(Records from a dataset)

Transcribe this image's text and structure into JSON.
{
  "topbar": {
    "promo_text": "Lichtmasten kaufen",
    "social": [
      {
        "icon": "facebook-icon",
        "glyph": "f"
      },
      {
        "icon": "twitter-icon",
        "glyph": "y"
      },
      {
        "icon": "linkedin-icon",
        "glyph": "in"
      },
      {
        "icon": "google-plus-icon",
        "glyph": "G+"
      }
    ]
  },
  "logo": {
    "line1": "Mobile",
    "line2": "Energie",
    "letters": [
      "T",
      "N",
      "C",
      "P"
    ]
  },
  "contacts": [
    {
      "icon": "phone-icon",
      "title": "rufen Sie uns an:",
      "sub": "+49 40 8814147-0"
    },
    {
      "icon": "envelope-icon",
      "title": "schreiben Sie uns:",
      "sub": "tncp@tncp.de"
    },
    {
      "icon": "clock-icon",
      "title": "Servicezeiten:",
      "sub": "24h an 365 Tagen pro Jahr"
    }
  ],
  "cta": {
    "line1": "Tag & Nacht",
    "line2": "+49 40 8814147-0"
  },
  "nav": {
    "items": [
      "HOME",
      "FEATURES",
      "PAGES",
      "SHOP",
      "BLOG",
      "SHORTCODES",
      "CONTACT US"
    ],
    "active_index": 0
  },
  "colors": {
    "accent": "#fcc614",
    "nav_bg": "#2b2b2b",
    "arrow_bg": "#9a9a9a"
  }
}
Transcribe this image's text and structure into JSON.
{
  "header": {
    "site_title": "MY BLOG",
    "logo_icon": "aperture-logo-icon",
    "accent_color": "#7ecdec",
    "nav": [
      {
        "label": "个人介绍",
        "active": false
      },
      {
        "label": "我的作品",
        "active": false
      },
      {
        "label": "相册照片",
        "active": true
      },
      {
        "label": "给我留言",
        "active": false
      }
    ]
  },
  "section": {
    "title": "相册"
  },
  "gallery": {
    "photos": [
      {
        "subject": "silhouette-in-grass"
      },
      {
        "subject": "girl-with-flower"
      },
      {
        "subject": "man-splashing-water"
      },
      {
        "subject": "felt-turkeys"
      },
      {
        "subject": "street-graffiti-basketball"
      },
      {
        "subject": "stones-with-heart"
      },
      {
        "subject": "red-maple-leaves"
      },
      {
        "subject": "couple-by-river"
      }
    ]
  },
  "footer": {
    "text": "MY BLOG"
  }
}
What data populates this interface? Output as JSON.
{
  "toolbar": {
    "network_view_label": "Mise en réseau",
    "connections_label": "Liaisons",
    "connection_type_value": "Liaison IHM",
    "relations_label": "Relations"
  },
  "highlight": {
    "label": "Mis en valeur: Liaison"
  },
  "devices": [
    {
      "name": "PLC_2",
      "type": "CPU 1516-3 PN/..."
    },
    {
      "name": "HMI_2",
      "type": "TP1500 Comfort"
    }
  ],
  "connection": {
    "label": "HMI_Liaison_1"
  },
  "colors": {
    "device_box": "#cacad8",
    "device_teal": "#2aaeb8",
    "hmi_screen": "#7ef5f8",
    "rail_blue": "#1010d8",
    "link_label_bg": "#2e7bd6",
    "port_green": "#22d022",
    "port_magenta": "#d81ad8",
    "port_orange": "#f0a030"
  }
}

## TASK OBJECTIVE
Return all lines of the material above in which the word "icon" occurs.

## THE RESPONSE
        "icon": "facebook-icon",
        "icon": "twitter-icon",
        "icon": "linkedin-icon",
        "icon": "google-plus-icon",
      "icon": "phone-icon",
      "icon": "envelope-icon",
      "icon": "clock-icon",
    "logo_icon": "aperture-logo-icon",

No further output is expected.